Work to do: From the listing that follows, extract every line and set it down unaltered.

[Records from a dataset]

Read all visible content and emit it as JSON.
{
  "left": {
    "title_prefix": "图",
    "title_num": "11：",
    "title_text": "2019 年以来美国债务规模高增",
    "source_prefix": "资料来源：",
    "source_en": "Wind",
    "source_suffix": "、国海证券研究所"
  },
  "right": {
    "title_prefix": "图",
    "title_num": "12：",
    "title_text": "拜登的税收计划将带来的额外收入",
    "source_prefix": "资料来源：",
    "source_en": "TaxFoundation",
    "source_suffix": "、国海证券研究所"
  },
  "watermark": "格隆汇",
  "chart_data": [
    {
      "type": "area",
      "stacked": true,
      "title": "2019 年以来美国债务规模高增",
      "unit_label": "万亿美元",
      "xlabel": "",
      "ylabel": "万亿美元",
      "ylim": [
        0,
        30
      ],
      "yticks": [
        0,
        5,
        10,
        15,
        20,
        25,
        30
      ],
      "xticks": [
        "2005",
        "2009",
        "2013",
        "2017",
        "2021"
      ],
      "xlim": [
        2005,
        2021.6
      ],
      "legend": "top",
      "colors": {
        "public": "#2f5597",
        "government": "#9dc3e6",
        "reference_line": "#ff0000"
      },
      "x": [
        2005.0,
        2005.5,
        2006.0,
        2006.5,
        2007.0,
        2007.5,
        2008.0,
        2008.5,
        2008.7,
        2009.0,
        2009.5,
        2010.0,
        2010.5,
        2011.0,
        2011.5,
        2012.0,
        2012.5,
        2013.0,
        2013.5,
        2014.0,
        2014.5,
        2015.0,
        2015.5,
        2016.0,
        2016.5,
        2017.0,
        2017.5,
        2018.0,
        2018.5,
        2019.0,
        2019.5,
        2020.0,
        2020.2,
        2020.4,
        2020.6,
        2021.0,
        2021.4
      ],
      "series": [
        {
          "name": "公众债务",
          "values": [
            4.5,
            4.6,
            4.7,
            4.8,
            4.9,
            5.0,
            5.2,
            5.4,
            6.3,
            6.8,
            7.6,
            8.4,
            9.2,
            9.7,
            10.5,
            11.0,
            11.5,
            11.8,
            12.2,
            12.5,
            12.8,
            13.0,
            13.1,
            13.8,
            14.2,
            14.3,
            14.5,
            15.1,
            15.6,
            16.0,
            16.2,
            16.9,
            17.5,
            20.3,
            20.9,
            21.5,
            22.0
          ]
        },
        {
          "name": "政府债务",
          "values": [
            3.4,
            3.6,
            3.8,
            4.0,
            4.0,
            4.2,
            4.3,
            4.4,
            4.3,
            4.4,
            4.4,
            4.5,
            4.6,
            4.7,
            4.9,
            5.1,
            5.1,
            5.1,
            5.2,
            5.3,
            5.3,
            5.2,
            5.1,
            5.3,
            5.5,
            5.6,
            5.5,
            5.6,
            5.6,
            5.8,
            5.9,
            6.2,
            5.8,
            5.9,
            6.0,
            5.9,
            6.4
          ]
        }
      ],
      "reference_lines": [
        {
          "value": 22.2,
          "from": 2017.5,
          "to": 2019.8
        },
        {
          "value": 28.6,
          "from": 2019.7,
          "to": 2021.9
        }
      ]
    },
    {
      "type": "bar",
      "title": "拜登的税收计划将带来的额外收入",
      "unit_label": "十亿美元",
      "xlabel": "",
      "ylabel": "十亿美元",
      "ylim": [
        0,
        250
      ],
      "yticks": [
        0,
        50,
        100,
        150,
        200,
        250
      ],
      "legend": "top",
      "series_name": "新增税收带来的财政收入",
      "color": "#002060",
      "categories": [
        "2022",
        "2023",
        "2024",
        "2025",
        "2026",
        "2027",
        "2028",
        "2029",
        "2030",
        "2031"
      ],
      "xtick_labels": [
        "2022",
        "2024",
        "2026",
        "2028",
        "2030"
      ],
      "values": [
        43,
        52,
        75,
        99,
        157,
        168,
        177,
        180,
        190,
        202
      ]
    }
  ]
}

Response below:
Read all visible content and emit it as JSON.
{
  "left": {
    "title_prefix": "图",
    "title_num": "11：",
    "title_text": "2019 年以来美国债务规模高增",
    "source_prefix": "资料来源：",
    "source_en": "Wind",
    "source_suffix": "、国海证券研究所"
  },
  "right": {
    "title_prefix": "图",
    "title_num": "12：",
    "title_text": "拜登的税收计划将带来的额外收入",
    "source_prefix": "资料来源：",
    "source_en": "TaxFoundation",
    "source_suffix": "、国海证券研究所"
  },
  "watermark": "格隆汇",
  "chart_data": [
    {
      "type": "area",
      "stacked": true,
      "title": "2019 年以来美国债务规模高增",
      "unit_label": "万亿美元",
      "xlabel": "",
      "ylabel": "万亿美元",
      "ylim": [
        0,
        30
      ],
      "yticks": [
        0,
        5,
        10,
        15,
        20,
        25,
        30
      ],
      "xticks": [
        "2005",
        "2009",
        "2013",
        "2017",
        "2021"
      ],
      "xlim": [
        2005,
        2021.6
      ],
      "legend": "top",
      "colors": {
        "public": "#2f5597",
        "government": "#9dc3e6",
        "reference_line": "#ff0000"
      },
      "x": [
        2005.0,
        2005.5,
        2006.0,
        2006.5,
        2007.0,
        2007.5,
        2008.0,
        2008.5,
        2008.7,
        2009.0,
        2009.5,
        2010.0,
        2010.5,
        2011.0,
        2011.5,
        2012.0,
        2012.5,
        2013.0,
        2013.5,
        2014.0,
        2014.5,
        2015.0,
        2015.5,
        2016.0,
        2016.5,
        2017.0,
        2017.5,
        2018.0,
        2018.5,
        2019.0,
        2019.5,
        2020.0,
        2020.2,
        2020.4,
        2020.6,
        2021.0,
        2021.4
      ],
      "series": [
        {
          "name": "公众债务",
          "values": [
            4.5,
            4.6,
            4.7,
            4.8,
            4.9,
            5.0,
            5.2,
            5.4,
            6.3,
            6.8,
            7.6,
            8.4,
            9.2,
            9.7,
            10.5,
            11.0,
            11.5,
            11.8,
            12.2,
            12.5,
            12.8,
            13.0,
            13.1,
            13.8,
            14.2,
            14.3,
            14.5,
            15.1,
            15.6,
            16.0,
            16.2,
            16.9,
            17.5,
            20.3,
            20.9,
            21.5,
            22.0
          ]
        },
        {
          "name": "政府债务",
          "values": [
            3.4,
            3.6,
            3.8,
            4.0,
            4.0,
            4.2,
            4.3,
            4.4,
            4.3,
            4.4,
            4.4,
            4.5,
            4.6,
            4.7,
            4.9,
            5.1,
            5.1,
            5.1,
            5.2,
            5.3,
            5.3,
            5.2,
            5.1,
            5.3,
            5.5,
            5.6,
            5.5,
            5.6,
            5.6,
            5.8,
            5.9,
            6.2,
            5.8,
            5.9,
            6.0,
            5.9,
            6.4
          ]
        }
      ],
      "reference_lines": [
        {
          "value": 22.2,
          "from": 2017.5,
          "to": 2019.8
        },
        {
          "value": 28.6,
          "from": 2019.7,
          "to": 2021.9
        }
      ]
    },
    {
      "type": "bar",
      "title": "拜登的税收计划将带来的额外收入",
      "unit_label": "十亿美元",
      "xlabel": "",
      "ylabel": "十亿美元",
      "ylim": [
        0,
        250
      ],
      "yticks": [
        0,
        50,
        100,
        150,
        200,
        250
      ],
      "legend": "top",
      "series_name": "新增税收带来的财政收入",
      "color": "#002060",
      "categories": [
        "2022",
        "2023",
        "2024",
        "2025",
        "2026",
        "2027",
        "2028",
        "2029",
        "2030",
        "2031"
      ],
      "xtick_labels": [
        "2022",
        "2024",
        "2026",
        "2028",
        "2030"
      ],
      "values": [
        43,
        52,
        75,
        99,
        157,
        168,
        177,
        180,
        190,
        202
      ]
    }
  ]
}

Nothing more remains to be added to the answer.